+++ EXTRACTED RECORDS +++
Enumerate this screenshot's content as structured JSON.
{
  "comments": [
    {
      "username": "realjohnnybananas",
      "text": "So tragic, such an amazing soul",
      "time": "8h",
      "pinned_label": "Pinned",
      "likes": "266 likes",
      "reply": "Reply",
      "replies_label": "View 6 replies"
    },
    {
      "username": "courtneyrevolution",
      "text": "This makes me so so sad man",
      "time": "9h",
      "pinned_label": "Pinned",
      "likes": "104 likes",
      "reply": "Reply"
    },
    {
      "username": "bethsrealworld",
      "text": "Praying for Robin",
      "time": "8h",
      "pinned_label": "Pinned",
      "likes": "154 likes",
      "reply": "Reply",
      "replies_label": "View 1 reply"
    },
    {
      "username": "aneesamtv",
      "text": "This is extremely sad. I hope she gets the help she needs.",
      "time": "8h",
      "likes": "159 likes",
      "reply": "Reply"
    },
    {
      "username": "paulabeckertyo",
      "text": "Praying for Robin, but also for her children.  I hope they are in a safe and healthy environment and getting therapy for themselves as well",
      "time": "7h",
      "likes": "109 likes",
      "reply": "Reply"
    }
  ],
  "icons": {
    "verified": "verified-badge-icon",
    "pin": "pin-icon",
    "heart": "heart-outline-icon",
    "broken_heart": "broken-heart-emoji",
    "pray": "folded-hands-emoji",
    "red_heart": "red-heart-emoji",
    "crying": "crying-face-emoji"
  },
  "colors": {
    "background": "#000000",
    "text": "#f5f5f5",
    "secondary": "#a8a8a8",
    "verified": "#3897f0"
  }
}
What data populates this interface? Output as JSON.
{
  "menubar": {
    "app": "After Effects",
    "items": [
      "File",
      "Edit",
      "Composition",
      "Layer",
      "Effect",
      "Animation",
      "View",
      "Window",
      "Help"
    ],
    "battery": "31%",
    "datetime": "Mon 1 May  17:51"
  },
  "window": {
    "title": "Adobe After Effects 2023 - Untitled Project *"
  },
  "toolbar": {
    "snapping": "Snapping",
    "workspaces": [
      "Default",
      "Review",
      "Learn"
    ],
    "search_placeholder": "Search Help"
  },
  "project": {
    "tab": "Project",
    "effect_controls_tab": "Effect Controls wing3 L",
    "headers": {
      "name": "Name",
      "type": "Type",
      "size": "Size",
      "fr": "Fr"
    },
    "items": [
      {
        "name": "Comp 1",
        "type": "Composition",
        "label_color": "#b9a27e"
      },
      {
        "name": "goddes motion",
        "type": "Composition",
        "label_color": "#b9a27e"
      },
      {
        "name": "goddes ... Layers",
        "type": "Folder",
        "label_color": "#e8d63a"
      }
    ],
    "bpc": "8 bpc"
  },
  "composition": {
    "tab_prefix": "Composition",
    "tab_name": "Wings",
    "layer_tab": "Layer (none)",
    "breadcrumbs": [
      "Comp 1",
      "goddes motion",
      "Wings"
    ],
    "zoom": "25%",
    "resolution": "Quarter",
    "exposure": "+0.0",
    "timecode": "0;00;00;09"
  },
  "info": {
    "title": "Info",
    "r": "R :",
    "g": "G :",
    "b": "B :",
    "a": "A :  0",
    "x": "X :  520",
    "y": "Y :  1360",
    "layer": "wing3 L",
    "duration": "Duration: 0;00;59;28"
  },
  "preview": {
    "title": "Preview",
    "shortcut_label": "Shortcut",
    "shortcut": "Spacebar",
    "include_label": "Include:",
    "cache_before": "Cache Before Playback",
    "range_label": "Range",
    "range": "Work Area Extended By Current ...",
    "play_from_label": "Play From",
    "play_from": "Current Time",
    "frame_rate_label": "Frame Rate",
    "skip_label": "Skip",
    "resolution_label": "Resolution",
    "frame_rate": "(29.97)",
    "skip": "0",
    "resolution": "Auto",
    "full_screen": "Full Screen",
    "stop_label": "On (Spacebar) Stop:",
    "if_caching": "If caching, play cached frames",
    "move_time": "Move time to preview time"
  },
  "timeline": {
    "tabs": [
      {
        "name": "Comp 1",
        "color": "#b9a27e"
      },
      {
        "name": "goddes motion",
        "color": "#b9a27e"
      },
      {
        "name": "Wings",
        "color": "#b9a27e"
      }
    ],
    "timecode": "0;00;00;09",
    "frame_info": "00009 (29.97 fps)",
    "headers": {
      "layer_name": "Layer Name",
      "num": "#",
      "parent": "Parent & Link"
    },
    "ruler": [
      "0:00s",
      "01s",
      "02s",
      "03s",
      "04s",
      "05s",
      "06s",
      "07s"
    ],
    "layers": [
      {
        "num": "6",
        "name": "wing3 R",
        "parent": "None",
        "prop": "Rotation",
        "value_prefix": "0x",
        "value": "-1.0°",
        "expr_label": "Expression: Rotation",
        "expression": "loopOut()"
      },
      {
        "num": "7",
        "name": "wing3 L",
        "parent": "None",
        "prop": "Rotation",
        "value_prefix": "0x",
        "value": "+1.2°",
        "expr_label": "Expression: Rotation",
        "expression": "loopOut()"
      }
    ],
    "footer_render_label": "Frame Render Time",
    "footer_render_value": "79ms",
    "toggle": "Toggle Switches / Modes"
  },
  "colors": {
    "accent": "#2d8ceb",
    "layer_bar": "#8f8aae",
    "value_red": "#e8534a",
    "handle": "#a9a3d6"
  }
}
+++
- **YOUR OBJECTIVE**
Pull every line containing "text" from the material above.

- **SOLUTION TO THE PROBLEM**
      "text": "So tragic, such an amazing soul",
      "text": "This makes me so so sad man",
      "text": "Praying for Robin",
      "text": "This is extremely sad. I hope she gets the help she needs.",
      "text": "Praying for Robin, but also for her children.  I hope they are in a safe and healthy environment and getting therapy for themselves as well",
    "text": "#f5f5f5",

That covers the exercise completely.